**What is being asked**
All of the data below must be repeated exactly.

====================

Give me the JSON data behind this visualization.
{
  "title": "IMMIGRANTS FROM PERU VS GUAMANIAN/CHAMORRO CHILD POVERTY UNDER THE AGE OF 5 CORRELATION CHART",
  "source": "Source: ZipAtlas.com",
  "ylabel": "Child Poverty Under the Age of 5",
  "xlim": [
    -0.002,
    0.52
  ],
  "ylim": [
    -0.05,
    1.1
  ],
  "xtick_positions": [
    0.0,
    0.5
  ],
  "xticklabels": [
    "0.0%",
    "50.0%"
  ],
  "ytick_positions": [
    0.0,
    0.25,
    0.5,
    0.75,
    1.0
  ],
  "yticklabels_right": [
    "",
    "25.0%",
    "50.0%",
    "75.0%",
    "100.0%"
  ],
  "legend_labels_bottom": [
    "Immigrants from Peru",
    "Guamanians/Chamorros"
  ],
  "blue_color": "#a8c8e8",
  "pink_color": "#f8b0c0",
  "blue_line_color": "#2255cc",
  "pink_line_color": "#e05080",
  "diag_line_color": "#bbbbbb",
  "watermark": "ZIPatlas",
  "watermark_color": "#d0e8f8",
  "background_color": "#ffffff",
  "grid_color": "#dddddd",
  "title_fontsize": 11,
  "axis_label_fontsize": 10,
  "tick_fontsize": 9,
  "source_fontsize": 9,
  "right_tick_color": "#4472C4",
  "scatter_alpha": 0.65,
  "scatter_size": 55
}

====================

**Task result**
Give me the JSON data behind this visualization.
{
  "title": "IMMIGRANTS FROM PERU VS GUAMANIAN/CHAMORRO CHILD POVERTY UNDER THE AGE OF 5 CORRELATION CHART",
  "source": "Source: ZipAtlas.com",
  "ylabel": "Child Poverty Under the Age of 5",
  "xlim": [
    -0.002,
    0.52
  ],
  "ylim": [
    -0.05,
    1.1
  ],
  "xtick_positions": [
    0.0,
    0.5
  ],
  "xticklabels": [
    "0.0%",
    "50.0%"
  ],
  "ytick_positions": [
    0.0,
    0.25,
    0.5,
    0.75,
    1.0
  ],
  "yticklabels_right": [
    "",
    "25.0%",
    "50.0%",
    "75.0%",
    "100.0%"
  ],
  "legend_labels_bottom": [
    "Immigrants from Peru",
    "Guamanians/Chamorros"
  ],
  "blue_color": "#a8c8e8",
  "pink_color": "#f8b0c0",
  "blue_line_color": "#2255cc",
  "pink_line_color": "#e05080",
  "diag_line_color": "#bbbbbb",
  "watermark": "ZIPatlas",
  "watermark_color": "#d0e8f8",
  "background_color": "#ffffff",
  "grid_color": "#dddddd",
  "title_fontsize": 11,
  "axis_label_fontsize": 10,
  "tick_fontsize": 9,
  "source_fontsize": 9,
  "right_tick_color": "#4472C4",
  "scatter_alpha": 0.65,
  "scatter_size": 55
}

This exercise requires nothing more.